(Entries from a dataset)
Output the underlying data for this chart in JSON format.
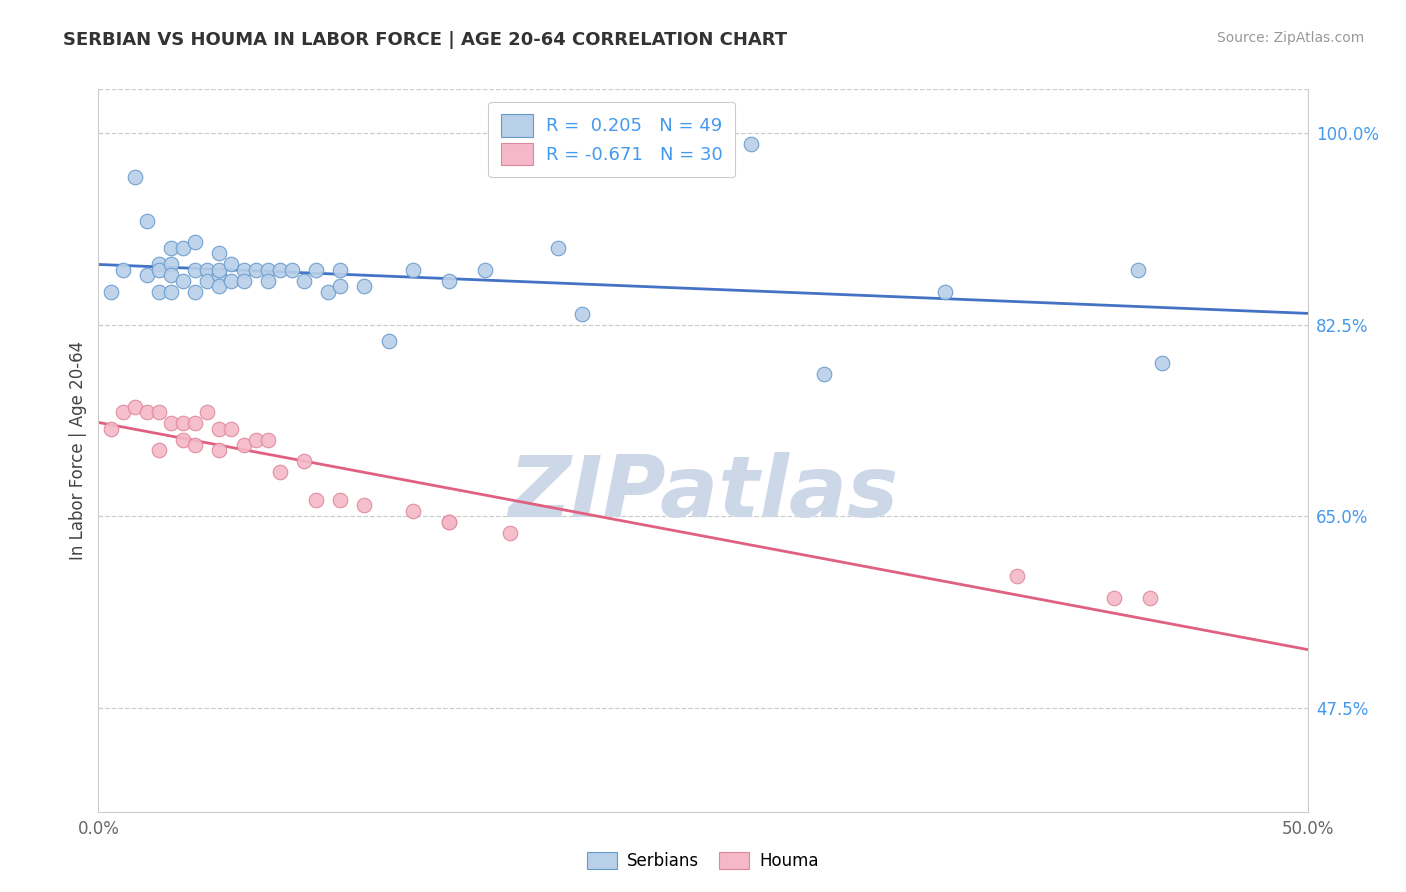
{
  "title": "SERBIAN VS HOUMA IN LABOR FORCE | AGE 20-64 CORRELATION CHART",
  "source_text": "Source: ZipAtlas.com",
  "ylabel": "In Labor Force | Age 20-64",
  "xlim": [
    0.0,
    0.5
  ],
  "ylim": [
    0.38,
    1.04
  ],
  "xticks": [
    0.0,
    0.1,
    0.2,
    0.3,
    0.4,
    0.5
  ],
  "xticklabels": [
    "0.0%",
    "",
    "",
    "",
    "",
    "50.0%"
  ],
  "yticks_right": [
    0.475,
    0.65,
    0.825,
    1.0
  ],
  "yticklabels_right": [
    "47.5%",
    "65.0%",
    "82.5%",
    "100.0%"
  ],
  "R_serbian": 0.205,
  "N_serbian": 49,
  "R_houma": -0.671,
  "N_houma": 30,
  "color_serbian_fill": "#b8d0e8",
  "color_serbian_edge": "#6699cc",
  "color_houma_fill": "#f5b8c8",
  "color_houma_edge": "#dd8899",
  "color_serbian_line": "#4472c4",
  "color_houma_line": "#e06080",
  "watermark_text": "ZIPatlas",
  "watermark_color": "#ccd8e8",
  "serbian_x": [
    0.005,
    0.01,
    0.015,
    0.02,
    0.02,
    0.025,
    0.025,
    0.025,
    0.03,
    0.03,
    0.03,
    0.03,
    0.035,
    0.035,
    0.04,
    0.04,
    0.04,
    0.045,
    0.045,
    0.05,
    0.05,
    0.05,
    0.05,
    0.055,
    0.055,
    0.06,
    0.06,
    0.065,
    0.07,
    0.07,
    0.075,
    0.08,
    0.085,
    0.09,
    0.095,
    0.1,
    0.1,
    0.11,
    0.12,
    0.13,
    0.145,
    0.16,
    0.19,
    0.2,
    0.27,
    0.3,
    0.35,
    0.43,
    0.44
  ],
  "serbian_y": [
    0.855,
    0.875,
    0.96,
    0.87,
    0.92,
    0.88,
    0.875,
    0.855,
    0.88,
    0.895,
    0.87,
    0.855,
    0.865,
    0.895,
    0.875,
    0.9,
    0.855,
    0.875,
    0.865,
    0.87,
    0.89,
    0.875,
    0.86,
    0.88,
    0.865,
    0.875,
    0.865,
    0.875,
    0.875,
    0.865,
    0.875,
    0.875,
    0.865,
    0.875,
    0.855,
    0.86,
    0.875,
    0.86,
    0.81,
    0.875,
    0.865,
    0.875,
    0.895,
    0.835,
    0.99,
    0.78,
    0.855,
    0.875,
    0.79
  ],
  "houma_x": [
    0.005,
    0.01,
    0.015,
    0.02,
    0.025,
    0.025,
    0.03,
    0.035,
    0.035,
    0.04,
    0.04,
    0.045,
    0.05,
    0.05,
    0.055,
    0.06,
    0.065,
    0.07,
    0.075,
    0.085,
    0.09,
    0.1,
    0.11,
    0.13,
    0.145,
    0.145,
    0.17,
    0.38,
    0.42,
    0.435
  ],
  "houma_y": [
    0.73,
    0.745,
    0.75,
    0.745,
    0.745,
    0.71,
    0.735,
    0.735,
    0.72,
    0.735,
    0.715,
    0.745,
    0.73,
    0.71,
    0.73,
    0.715,
    0.72,
    0.72,
    0.69,
    0.7,
    0.665,
    0.665,
    0.66,
    0.655,
    0.645,
    0.645,
    0.635,
    0.595,
    0.575,
    0.575
  ]
}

### [Objective]
Each record should be quoted exactly, with the images omitted.

### [Task output]
Output the underlying data for this chart in JSON format.
{
  "title": "SERBIAN VS HOUMA IN LABOR FORCE | AGE 20-64 CORRELATION CHART",
  "source_text": "Source: ZipAtlas.com",
  "ylabel": "In Labor Force | Age 20-64",
  "xlim": [
    0.0,
    0.5
  ],
  "ylim": [
    0.38,
    1.04
  ],
  "xticks": [
    0.0,
    0.1,
    0.2,
    0.3,
    0.4,
    0.5
  ],
  "xticklabels": [
    "0.0%",
    "",
    "",
    "",
    "",
    "50.0%"
  ],
  "yticks_right": [
    0.475,
    0.65,
    0.825,
    1.0
  ],
  "yticklabels_right": [
    "47.5%",
    "65.0%",
    "82.5%",
    "100.0%"
  ],
  "R_serbian": 0.205,
  "N_serbian": 49,
  "R_houma": -0.671,
  "N_houma": 30,
  "color_serbian_fill": "#b8d0e8",
  "color_serbian_edge": "#6699cc",
  "color_houma_fill": "#f5b8c8",
  "color_houma_edge": "#dd8899",
  "color_serbian_line": "#4472c4",
  "color_houma_line": "#e06080",
  "watermark_text": "ZIPatlas",
  "watermark_color": "#ccd8e8",
  "serbian_x": [
    0.005,
    0.01,
    0.015,
    0.02,
    0.02,
    0.025,
    0.025,
    0.025,
    0.03,
    0.03,
    0.03,
    0.03,
    0.035,
    0.035,
    0.04,
    0.04,
    0.04,
    0.045,
    0.045,
    0.05,
    0.05,
    0.05,
    0.05,
    0.055,
    0.055,
    0.06,
    0.06,
    0.065,
    0.07,
    0.07,
    0.075,
    0.08,
    0.085,
    0.09,
    0.095,
    0.1,
    0.1,
    0.11,
    0.12,
    0.13,
    0.145,
    0.16,
    0.19,
    0.2,
    0.27,
    0.3,
    0.35,
    0.43,
    0.44
  ],
  "serbian_y": [
    0.855,
    0.875,
    0.96,
    0.87,
    0.92,
    0.88,
    0.875,
    0.855,
    0.88,
    0.895,
    0.87,
    0.855,
    0.865,
    0.895,
    0.875,
    0.9,
    0.855,
    0.875,
    0.865,
    0.87,
    0.89,
    0.875,
    0.86,
    0.88,
    0.865,
    0.875,
    0.865,
    0.875,
    0.875,
    0.865,
    0.875,
    0.875,
    0.865,
    0.875,
    0.855,
    0.86,
    0.875,
    0.86,
    0.81,
    0.875,
    0.865,
    0.875,
    0.895,
    0.835,
    0.99,
    0.78,
    0.855,
    0.875,
    0.79
  ],
  "houma_x": [
    0.005,
    0.01,
    0.015,
    0.02,
    0.025,
    0.025,
    0.03,
    0.035,
    0.035,
    0.04,
    0.04,
    0.045,
    0.05,
    0.05,
    0.055,
    0.06,
    0.065,
    0.07,
    0.075,
    0.085,
    0.09,
    0.1,
    0.11,
    0.13,
    0.145,
    0.145,
    0.17,
    0.38,
    0.42,
    0.435
  ],
  "houma_y": [
    0.73,
    0.745,
    0.75,
    0.745,
    0.745,
    0.71,
    0.735,
    0.735,
    0.72,
    0.735,
    0.715,
    0.745,
    0.73,
    0.71,
    0.73,
    0.715,
    0.72,
    0.72,
    0.69,
    0.7,
    0.665,
    0.665,
    0.66,
    0.655,
    0.645,
    0.645,
    0.635,
    0.595,
    0.575,
    0.575
  ]
}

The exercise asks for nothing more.